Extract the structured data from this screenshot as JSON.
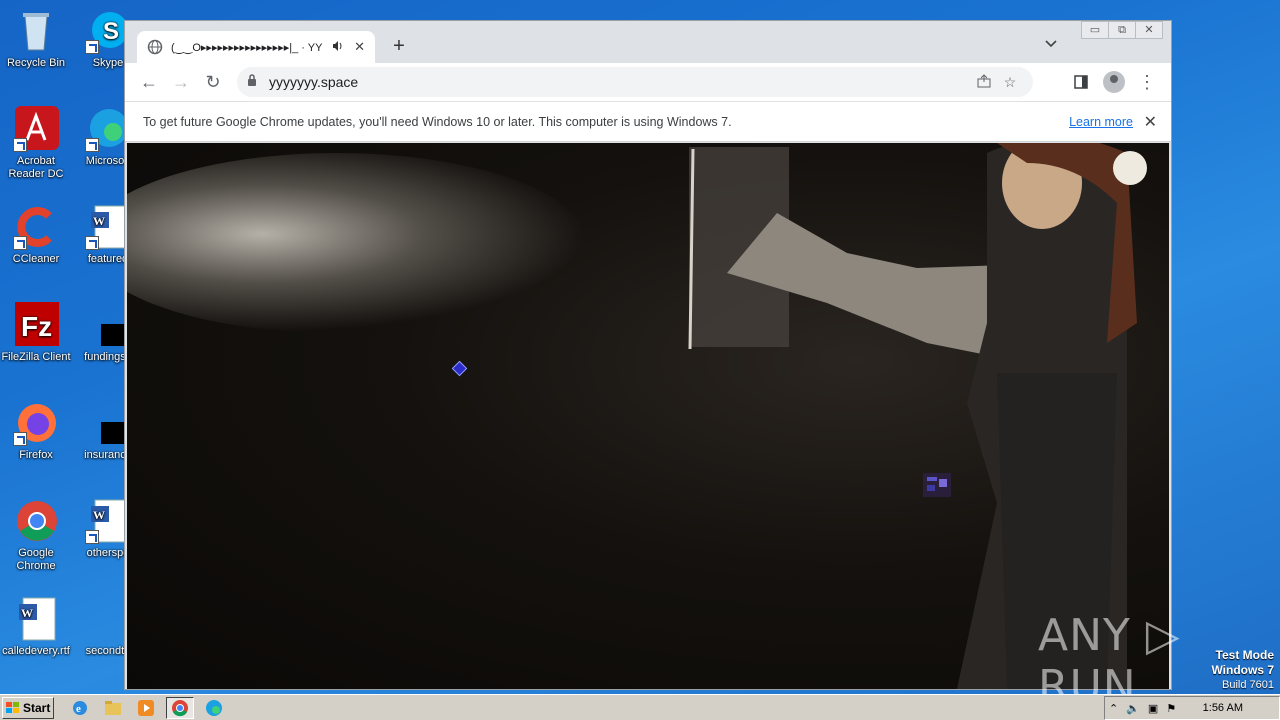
{
  "desktop": {
    "icons": [
      {
        "label": "Recycle Bin"
      },
      {
        "label": "Skype"
      },
      {
        "label": "Acrobat Reader DC"
      },
      {
        "label": "Microsoft"
      },
      {
        "label": "CCleaner"
      },
      {
        "label": "featured"
      },
      {
        "label": "FileZilla Client"
      },
      {
        "label": "fundingse"
      },
      {
        "label": "Firefox"
      },
      {
        "label": "insurance"
      },
      {
        "label": "Google Chrome"
      },
      {
        "label": "otherspo"
      },
      {
        "label": "calledevery.rtf"
      },
      {
        "label": "secondto"
      }
    ]
  },
  "chrome": {
    "tab": {
      "title": "(‿‿O▸▸▸▸▸▸▸▸▸▸▸▸▸▸▸▸|_ · YY",
      "audio_icon": "speaker-icon",
      "close_label": "✕"
    },
    "new_tab_label": "+",
    "window_controls": {
      "minimize": "▭",
      "restore": "⧉",
      "close": "✕"
    },
    "toolbar": {
      "url": "yyyyyyy.space",
      "back": "←",
      "forward": "→",
      "reload": "↻"
    },
    "infobar": {
      "message": "To get future Google Chrome updates, you'll need Windows 10 or later. This computer is using Windows 7.",
      "link": "Learn more",
      "close": "✕"
    }
  },
  "watermark": {
    "text": "ANY ▷ RUN"
  },
  "os_overlay": {
    "line1": "Test Mode",
    "line2": "Windows 7",
    "line3": "Build 7601"
  },
  "taskbar": {
    "start_label": "Start",
    "clock": "1:56 AM"
  },
  "colors": {
    "desktop_bg": "#1a73d1",
    "link": "#1a73e8",
    "taskbar": "#d4d0c8"
  }
}
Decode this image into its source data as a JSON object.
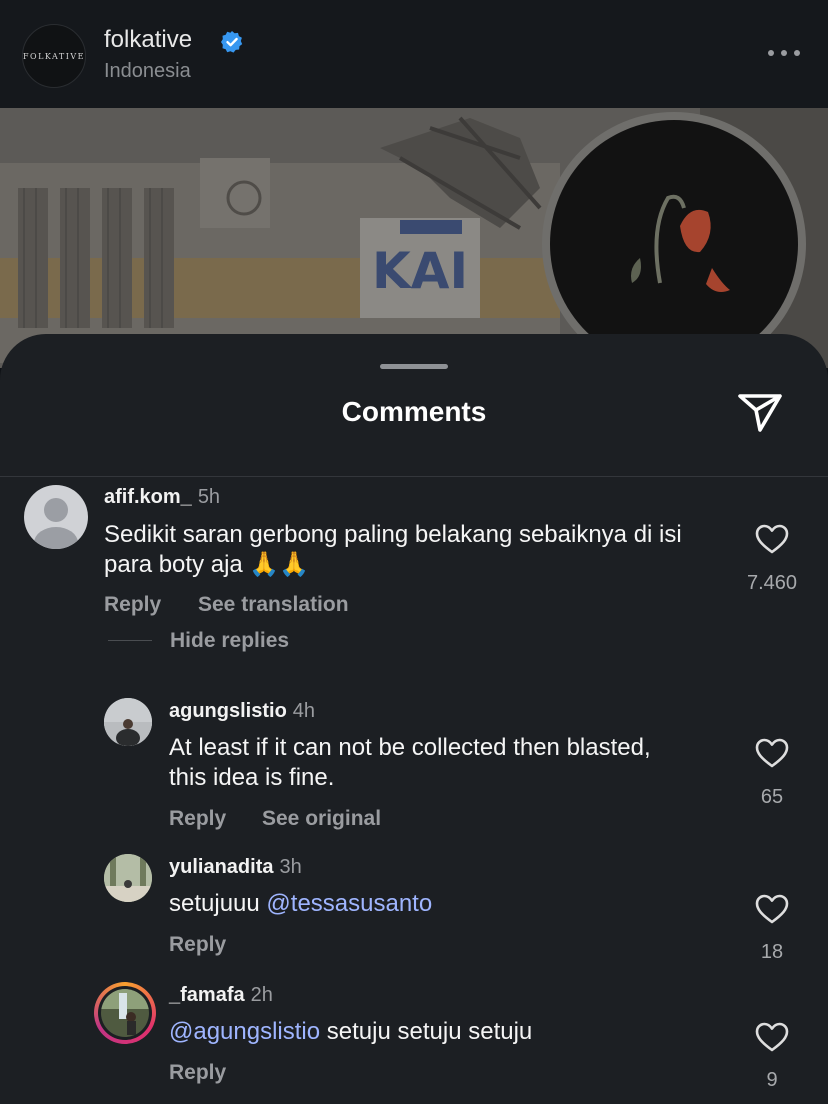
{
  "header": {
    "username": "folkative",
    "avatar_text": "FOLKATIVE",
    "location": "Indonesia",
    "verified_color": "#3797f0"
  },
  "sheet": {
    "title": "Comments",
    "share_icon": "send-icon"
  },
  "comments": [
    {
      "username": "afif.kom_",
      "time": "5h",
      "text": "Sedikit saran gerbong paling belakang sebaiknya di isi para boty aja 🙏🙏",
      "likes": "7.460",
      "reply_label": "Reply",
      "translate_label": "See translation",
      "hide_replies_label": "Hide replies"
    },
    {
      "username": "agungslistio",
      "time": "4h",
      "text": "At least if it can not be collected then blasted, this idea is fine.",
      "likes": "65",
      "reply_label": "Reply",
      "original_label": "See original"
    },
    {
      "username": "yulianadita",
      "time": "3h",
      "text_prefix": "setujuuu ",
      "mention": "@tessasusanto",
      "likes": "18",
      "reply_label": "Reply"
    },
    {
      "username": "_famafa",
      "time": "2h",
      "mention": "@agungslistio",
      "text_suffix": " setuju setuju setuju",
      "likes": "9",
      "reply_label": "Reply"
    }
  ],
  "colors": {
    "mention": "#9fb5ff",
    "story_ring": "#e1306c"
  }
}
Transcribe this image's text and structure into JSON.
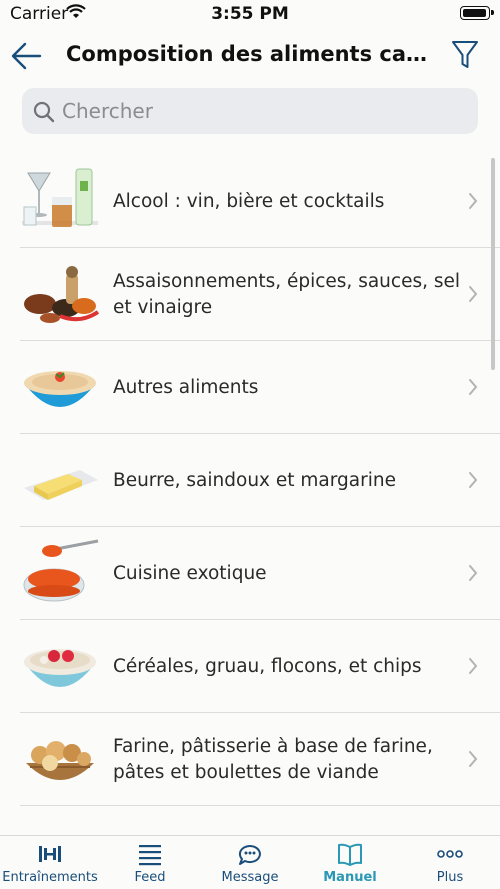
{
  "status_bar": {
    "carrier": "Carrier",
    "time": "3:55 PM",
    "battery_level": 1.0
  },
  "nav": {
    "title": "Composition des aliments cal...",
    "back_icon": "arrow-left-icon",
    "filter_icon": "filter-icon"
  },
  "search": {
    "placeholder": "Chercher",
    "value": ""
  },
  "categories": [
    {
      "label": "Alcool : vin, bière et cocktails",
      "icon": "drinks-image"
    },
    {
      "label": "Assaisonnements, épices, sauces, sel et vinaigre",
      "icon": "spices-image"
    },
    {
      "label": "Autres aliments",
      "icon": "bowl-image"
    },
    {
      "label": "Beurre, saindoux et margarine",
      "icon": "butter-image"
    },
    {
      "label": "Cuisine exotique",
      "icon": "caviar-image"
    },
    {
      "label": "Céréales, gruau, flocons, et chips",
      "icon": "porridge-image"
    },
    {
      "label": "Farine, pâtisserie à base de farine, pâtes et boulettes de viande",
      "icon": "bread-basket-image"
    },
    {
      "label": "",
      "icon": "partial-row-image"
    }
  ],
  "tabs": [
    {
      "label": "Entraînements",
      "icon": "dumbbell-icon",
      "active": false
    },
    {
      "label": "Feed",
      "icon": "list-icon",
      "active": false
    },
    {
      "label": "Message",
      "icon": "chat-icon",
      "active": false
    },
    {
      "label": "Manuel",
      "icon": "book-icon",
      "active": true
    },
    {
      "label": "Plus",
      "icon": "more-icon",
      "active": false
    }
  ],
  "colors": {
    "accent": "#2a98b4",
    "primary": "#1a4e7a",
    "search_bg": "#e9ebee"
  }
}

[PROBLEM STATEMENT]: All of the material above should be reproduced exactly, except the pictures.

[TASK RESPONSE]:
Extract the structured data from this screenshot as JSON.
{
  "desktop": {
    "icons": [
      {
        "label": "Recycle Bin"
      },
      {
        "label": "Skype"
      },
      {
        "label": "Acrobat Reader DC"
      },
      {
        "label": "Microsoft"
      },
      {
        "label": "CCleaner"
      },
      {
        "label": "featured"
      },
      {
        "label": "FileZilla Client"
      },
      {
        "label": "fundingse"
      },
      {
        "label": "Firefox"
      },
      {
        "label": "insurance"
      },
      {
        "label": "Google Chrome"
      },
      {
        "label": "otherspo"
      },
      {
        "label": "calledevery.rtf"
      },
      {
        "label": "secondto"
      }
    ]
  },
  "chrome": {
    "tab": {
      "title": "(‿‿O▸▸▸▸▸▸▸▸▸▸▸▸▸▸▸▸|_ · YY",
      "audio_icon": "speaker-icon",
      "close_label": "✕"
    },
    "new_tab_label": "+",
    "window_controls": {
      "minimize": "▭",
      "restore": "⧉",
      "close": "✕"
    },
    "toolbar": {
      "url": "yyyyyyy.space",
      "back": "←",
      "forward": "→",
      "reload": "↻"
    },
    "infobar": {
      "message": "To get future Google Chrome updates, you'll need Windows 10 or later. This computer is using Windows 7.",
      "link": "Learn more",
      "close": "✕"
    }
  },
  "watermark": {
    "text": "ANY ▷ RUN"
  },
  "os_overlay": {
    "line1": "Test Mode",
    "line2": "Windows 7",
    "line3": "Build 7601"
  },
  "taskbar": {
    "start_label": "Start",
    "clock": "1:56 AM"
  },
  "colors": {
    "desktop_bg": "#1a73d1",
    "link": "#1a73e8",
    "taskbar": "#d4d0c8"
  }
}
Decode this image into its source data as a JSON object.
{
  "header": {
    "username": "folkative",
    "avatar_text": "FOLKATIVE",
    "location": "Indonesia",
    "verified_color": "#3797f0"
  },
  "sheet": {
    "title": "Comments",
    "share_icon": "send-icon"
  },
  "comments": [
    {
      "username": "afif.kom_",
      "time": "5h",
      "text": "Sedikit saran gerbong paling belakang sebaiknya di isi para boty aja 🙏🙏",
      "likes": "7.460",
      "reply_label": "Reply",
      "translate_label": "See translation",
      "hide_replies_label": "Hide replies"
    },
    {
      "username": "agungslistio",
      "time": "4h",
      "text": "At least if it can not be collected then blasted, this idea is fine.",
      "likes": "65",
      "reply_label": "Reply",
      "original_label": "See original"
    },
    {
      "username": "yulianadita",
      "time": "3h",
      "text_prefix": "setujuuu ",
      "mention": "@tessasusanto",
      "likes": "18",
      "reply_label": "Reply"
    },
    {
      "username": "_famafa",
      "time": "2h",
      "mention": "@agungslistio",
      "text_suffix": " setuju setuju setuju",
      "likes": "9",
      "reply_label": "Reply"
    }
  ],
  "colors": {
    "mention": "#9fb5ff",
    "story_ring": "#e1306c"
  }
}
Transcribe this image's text and structure into JSON.
{
  "status_bar": {
    "carrier": "Carrier",
    "time": "3:55 PM",
    "battery_level": 1.0
  },
  "nav": {
    "title": "Composition des aliments cal...",
    "back_icon": "arrow-left-icon",
    "filter_icon": "filter-icon"
  },
  "search": {
    "placeholder": "Chercher",
    "value": ""
  },
  "categories": [
    {
      "label": "Alcool : vin, bière et cocktails",
      "icon": "drinks-image"
    },
    {
      "label": "Assaisonnements, épices, sauces, sel et vinaigre",
      "icon": "spices-image"
    },
    {
      "label": "Autres aliments",
      "icon": "bowl-image"
    },
    {
      "label": "Beurre, saindoux et margarine",
      "icon": "butter-image"
    },
    {
      "label": "Cuisine exotique",
      "icon": "caviar-image"
    },
    {
      "label": "Céréales, gruau, flocons, et chips",
      "icon": "porridge-image"
    },
    {
      "label": "Farine, pâtisserie à base de farine, pâtes et boulettes de viande",
      "icon": "bread-basket-image"
    },
    {
      "label": "",
      "icon": "partial-row-image"
    }
  ],
  "tabs": [
    {
      "label": "Entraînements",
      "icon": "dumbbell-icon",
      "active": false
    },
    {
      "label": "Feed",
      "icon": "list-icon",
      "active": false
    },
    {
      "label": "Message",
      "icon": "chat-icon",
      "active": false
    },
    {
      "label": "Manuel",
      "icon": "book-icon",
      "active": true
    },
    {
      "label": "Plus",
      "icon": "more-icon",
      "active": false
    }
  ],
  "colors": {
    "accent": "#2a98b4",
    "primary": "#1a4e7a",
    "search_bg": "#e9ebee"
  }
}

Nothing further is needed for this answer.